■ Records for the task:
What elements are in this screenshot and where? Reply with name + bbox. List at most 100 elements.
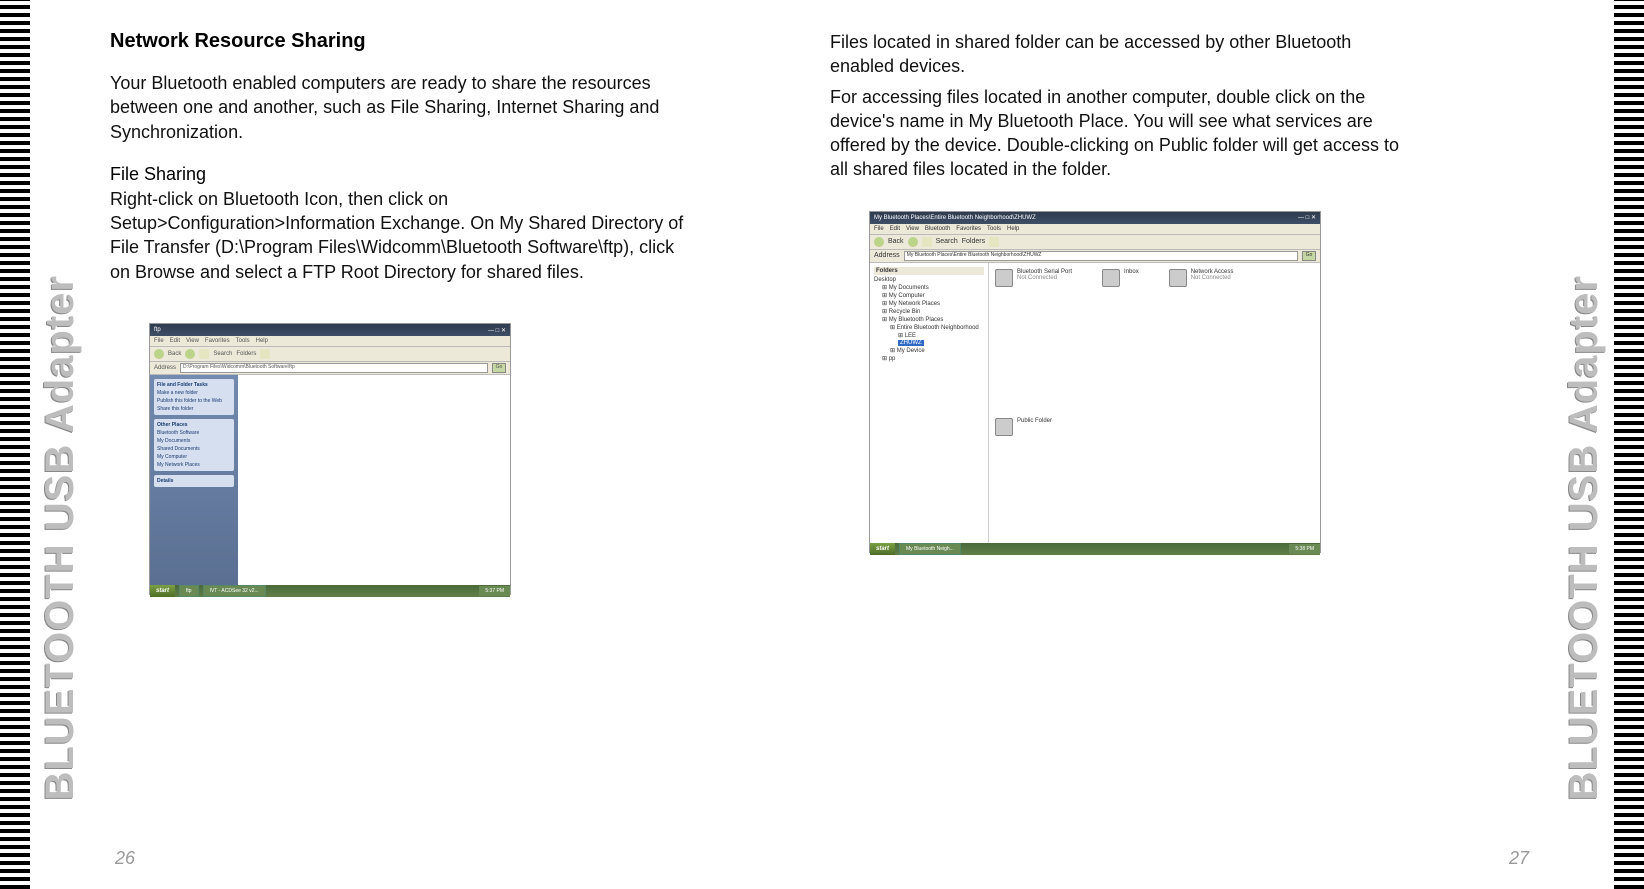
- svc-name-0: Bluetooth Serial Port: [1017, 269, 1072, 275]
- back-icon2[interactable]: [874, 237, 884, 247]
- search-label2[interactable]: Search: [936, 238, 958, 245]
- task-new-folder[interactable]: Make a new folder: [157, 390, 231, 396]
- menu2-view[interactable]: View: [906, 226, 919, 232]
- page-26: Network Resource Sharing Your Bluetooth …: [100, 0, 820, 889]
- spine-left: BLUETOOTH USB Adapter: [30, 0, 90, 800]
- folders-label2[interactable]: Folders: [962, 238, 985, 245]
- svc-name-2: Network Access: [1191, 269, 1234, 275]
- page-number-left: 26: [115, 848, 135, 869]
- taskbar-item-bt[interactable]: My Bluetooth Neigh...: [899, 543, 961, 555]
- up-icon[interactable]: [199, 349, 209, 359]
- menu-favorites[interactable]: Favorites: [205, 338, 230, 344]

■ Instruction:
Reproduce every line of the entries above word for word, leaving out the picture.

■ Exercise response:
What elements are in this screenshot and where? Reply with name + bbox. List at most 100 elements.
- svc-name-0: Bluetooth Serial Port: [1017, 269, 1072, 275]
- back-icon2[interactable]: [874, 237, 884, 247]
- search-label2[interactable]: Search: [936, 238, 958, 245]
- task-new-folder[interactable]: Make a new folder: [157, 390, 231, 396]
- menu2-view[interactable]: View: [906, 226, 919, 232]
- page-26: Network Resource Sharing Your Bluetooth …: [100, 0, 820, 889]
- spine-left: BLUETOOTH USB Adapter: [30, 0, 90, 800]
- folders-label2[interactable]: Folders: [962, 238, 985, 245]
- svc-name-2: Network Access: [1191, 269, 1234, 275]
- page-number-left: 26: [115, 848, 135, 869]
- taskbar-item-bt[interactable]: My Bluetooth Neigh...: [899, 543, 961, 555]
- up-icon[interactable]: [199, 349, 209, 359]
- menu-favorites[interactable]: Favorites: [205, 338, 230, 344]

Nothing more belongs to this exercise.